Begin Dataset

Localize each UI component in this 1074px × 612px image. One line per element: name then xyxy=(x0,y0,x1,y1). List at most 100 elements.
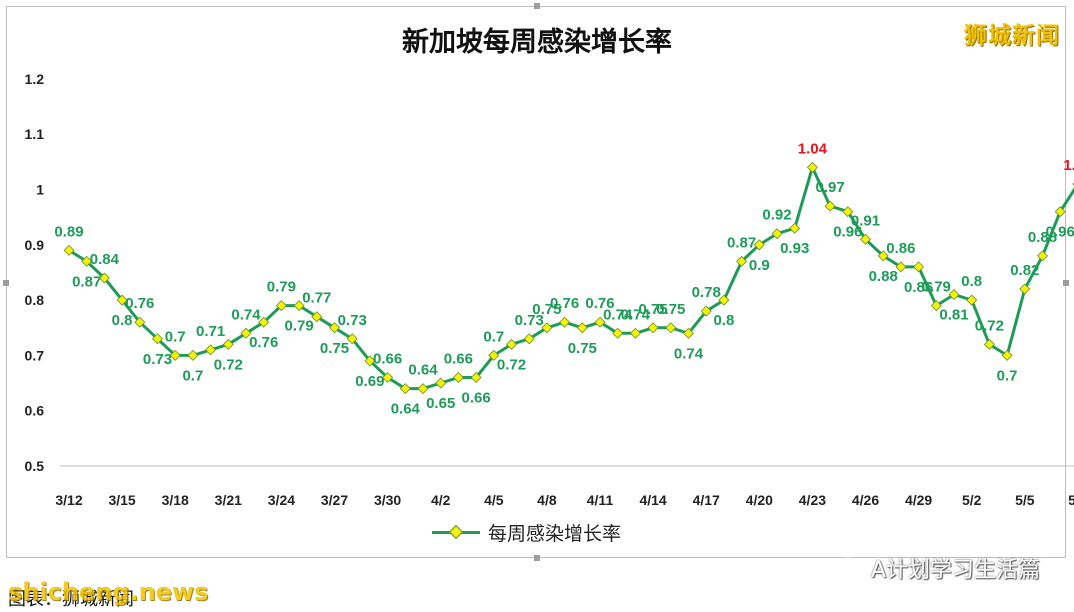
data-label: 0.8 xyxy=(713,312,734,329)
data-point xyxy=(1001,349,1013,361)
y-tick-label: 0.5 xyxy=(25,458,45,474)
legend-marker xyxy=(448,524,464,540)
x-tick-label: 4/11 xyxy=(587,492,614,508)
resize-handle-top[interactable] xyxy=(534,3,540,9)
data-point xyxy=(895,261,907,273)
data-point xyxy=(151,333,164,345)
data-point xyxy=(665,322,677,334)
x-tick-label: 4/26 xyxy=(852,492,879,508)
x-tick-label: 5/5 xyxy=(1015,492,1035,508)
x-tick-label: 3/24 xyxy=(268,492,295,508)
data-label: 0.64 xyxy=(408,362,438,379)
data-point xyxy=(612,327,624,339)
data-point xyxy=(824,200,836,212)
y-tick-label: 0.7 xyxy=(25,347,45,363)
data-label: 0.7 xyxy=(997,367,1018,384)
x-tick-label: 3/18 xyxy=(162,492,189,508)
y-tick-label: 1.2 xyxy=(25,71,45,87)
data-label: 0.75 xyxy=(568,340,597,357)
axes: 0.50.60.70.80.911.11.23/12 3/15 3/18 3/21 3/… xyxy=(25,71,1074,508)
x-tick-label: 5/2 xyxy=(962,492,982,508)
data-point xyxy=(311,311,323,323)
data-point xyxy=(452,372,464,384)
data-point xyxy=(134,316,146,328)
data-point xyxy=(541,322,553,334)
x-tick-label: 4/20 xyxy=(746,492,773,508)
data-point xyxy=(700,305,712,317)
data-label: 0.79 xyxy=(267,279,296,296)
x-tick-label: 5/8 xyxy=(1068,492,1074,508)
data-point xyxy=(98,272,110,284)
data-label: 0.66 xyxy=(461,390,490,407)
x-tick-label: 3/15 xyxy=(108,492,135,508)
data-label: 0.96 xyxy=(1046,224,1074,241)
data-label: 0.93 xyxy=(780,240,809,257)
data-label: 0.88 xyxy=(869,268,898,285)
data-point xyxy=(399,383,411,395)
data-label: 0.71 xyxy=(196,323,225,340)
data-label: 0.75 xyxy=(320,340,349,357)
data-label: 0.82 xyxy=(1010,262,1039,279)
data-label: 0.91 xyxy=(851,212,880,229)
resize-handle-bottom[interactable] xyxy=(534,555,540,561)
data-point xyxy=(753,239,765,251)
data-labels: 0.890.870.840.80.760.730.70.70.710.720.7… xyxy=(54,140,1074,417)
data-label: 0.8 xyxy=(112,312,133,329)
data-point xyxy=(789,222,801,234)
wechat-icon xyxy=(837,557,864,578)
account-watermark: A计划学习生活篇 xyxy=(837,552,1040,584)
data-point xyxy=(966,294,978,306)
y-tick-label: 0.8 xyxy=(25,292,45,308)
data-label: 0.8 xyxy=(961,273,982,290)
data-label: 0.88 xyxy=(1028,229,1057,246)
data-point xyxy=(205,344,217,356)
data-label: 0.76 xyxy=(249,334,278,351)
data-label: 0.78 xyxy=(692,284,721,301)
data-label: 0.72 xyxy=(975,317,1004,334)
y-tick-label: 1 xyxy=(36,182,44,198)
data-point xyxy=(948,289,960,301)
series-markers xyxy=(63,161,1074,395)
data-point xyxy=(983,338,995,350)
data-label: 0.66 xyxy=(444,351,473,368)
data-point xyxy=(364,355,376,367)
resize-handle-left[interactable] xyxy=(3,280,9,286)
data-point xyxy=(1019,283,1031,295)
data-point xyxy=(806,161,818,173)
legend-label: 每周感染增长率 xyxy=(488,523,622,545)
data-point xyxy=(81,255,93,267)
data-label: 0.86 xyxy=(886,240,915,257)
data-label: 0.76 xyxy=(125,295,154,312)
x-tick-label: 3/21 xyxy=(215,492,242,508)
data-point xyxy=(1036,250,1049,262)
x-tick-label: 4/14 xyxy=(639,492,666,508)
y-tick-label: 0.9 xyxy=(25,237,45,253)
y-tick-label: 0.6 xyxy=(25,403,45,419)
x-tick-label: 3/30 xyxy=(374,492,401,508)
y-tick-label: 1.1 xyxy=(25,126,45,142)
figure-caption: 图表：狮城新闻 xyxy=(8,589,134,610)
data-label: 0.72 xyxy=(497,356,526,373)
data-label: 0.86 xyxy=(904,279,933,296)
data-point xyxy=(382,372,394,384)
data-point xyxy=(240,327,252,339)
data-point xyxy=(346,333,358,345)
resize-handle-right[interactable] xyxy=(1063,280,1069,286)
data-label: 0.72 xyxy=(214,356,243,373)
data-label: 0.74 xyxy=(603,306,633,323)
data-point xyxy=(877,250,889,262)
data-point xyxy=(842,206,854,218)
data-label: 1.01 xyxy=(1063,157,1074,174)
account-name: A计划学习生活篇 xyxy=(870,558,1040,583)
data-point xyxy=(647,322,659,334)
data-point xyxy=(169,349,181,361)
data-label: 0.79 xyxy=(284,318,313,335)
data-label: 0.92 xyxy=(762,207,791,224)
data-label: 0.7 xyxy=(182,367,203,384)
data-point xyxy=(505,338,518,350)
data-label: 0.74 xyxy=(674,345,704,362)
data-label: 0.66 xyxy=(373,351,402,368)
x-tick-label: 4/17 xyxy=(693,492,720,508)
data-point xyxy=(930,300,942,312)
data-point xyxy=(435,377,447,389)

End Dataset
Begin Dataset

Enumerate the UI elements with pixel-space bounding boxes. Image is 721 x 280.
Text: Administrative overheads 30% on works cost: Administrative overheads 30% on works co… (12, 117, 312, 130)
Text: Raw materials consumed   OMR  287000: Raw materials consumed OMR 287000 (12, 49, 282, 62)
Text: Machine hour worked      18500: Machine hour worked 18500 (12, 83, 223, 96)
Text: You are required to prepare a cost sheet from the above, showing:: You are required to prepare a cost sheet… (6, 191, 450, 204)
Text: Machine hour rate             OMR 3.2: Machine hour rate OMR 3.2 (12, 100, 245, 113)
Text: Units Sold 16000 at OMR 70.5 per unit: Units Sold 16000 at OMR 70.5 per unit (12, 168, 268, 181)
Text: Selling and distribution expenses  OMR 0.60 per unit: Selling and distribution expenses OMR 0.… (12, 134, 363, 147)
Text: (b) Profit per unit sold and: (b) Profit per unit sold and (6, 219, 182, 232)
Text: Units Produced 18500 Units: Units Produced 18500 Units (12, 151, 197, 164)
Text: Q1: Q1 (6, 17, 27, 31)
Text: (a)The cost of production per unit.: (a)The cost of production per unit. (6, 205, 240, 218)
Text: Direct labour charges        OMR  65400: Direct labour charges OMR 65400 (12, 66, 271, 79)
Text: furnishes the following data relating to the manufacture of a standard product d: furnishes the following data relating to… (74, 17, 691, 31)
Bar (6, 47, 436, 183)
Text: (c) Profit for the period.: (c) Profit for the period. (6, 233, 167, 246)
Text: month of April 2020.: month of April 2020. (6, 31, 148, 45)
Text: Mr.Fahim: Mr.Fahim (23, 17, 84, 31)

End Dataset

# [What this task involves]
Reproduce the items verbatim, from the line with "data-label: 0.8 xyxy=(713,312,734,329)" up to and including the line with "data-point xyxy=(452,372,464,384)".

# [Solution to this task]
data-label: 0.8 xyxy=(713,312,734,329)
data-point xyxy=(1001,349,1013,361)
y-tick-label: 0.5 xyxy=(25,458,45,474)
legend-marker xyxy=(448,524,464,540)
x-tick-label: 4/11 xyxy=(587,492,614,508)
resize-handle-top[interactable] xyxy=(534,3,540,9)
data-point xyxy=(895,261,907,273)
data-point xyxy=(151,333,164,345)
data-point xyxy=(665,322,677,334)
x-tick-label: 4/26 xyxy=(852,492,879,508)
x-tick-label: 5/5 xyxy=(1015,492,1035,508)
x-tick-label: 3/24 xyxy=(268,492,295,508)
data-label: 0.64 xyxy=(408,362,438,379)
data-point xyxy=(612,327,624,339)
data-point xyxy=(824,200,836,212)
y-tick-label: 0.7 xyxy=(25,347,45,363)
data-label: 0.7 xyxy=(997,367,1018,384)
x-tick-label: 3/18 xyxy=(162,492,189,508)
y-tick-label: 1.2 xyxy=(25,71,45,87)
data-label: 0.75 xyxy=(568,340,597,357)
axes: 0.50.60.70.80.911.11.23/12 3/15 3/18 3/21 3/… xyxy=(25,71,1074,508)
x-tick-label: 5/2 xyxy=(962,492,982,508)
data-point xyxy=(311,311,323,323)
data-point xyxy=(452,372,464,384)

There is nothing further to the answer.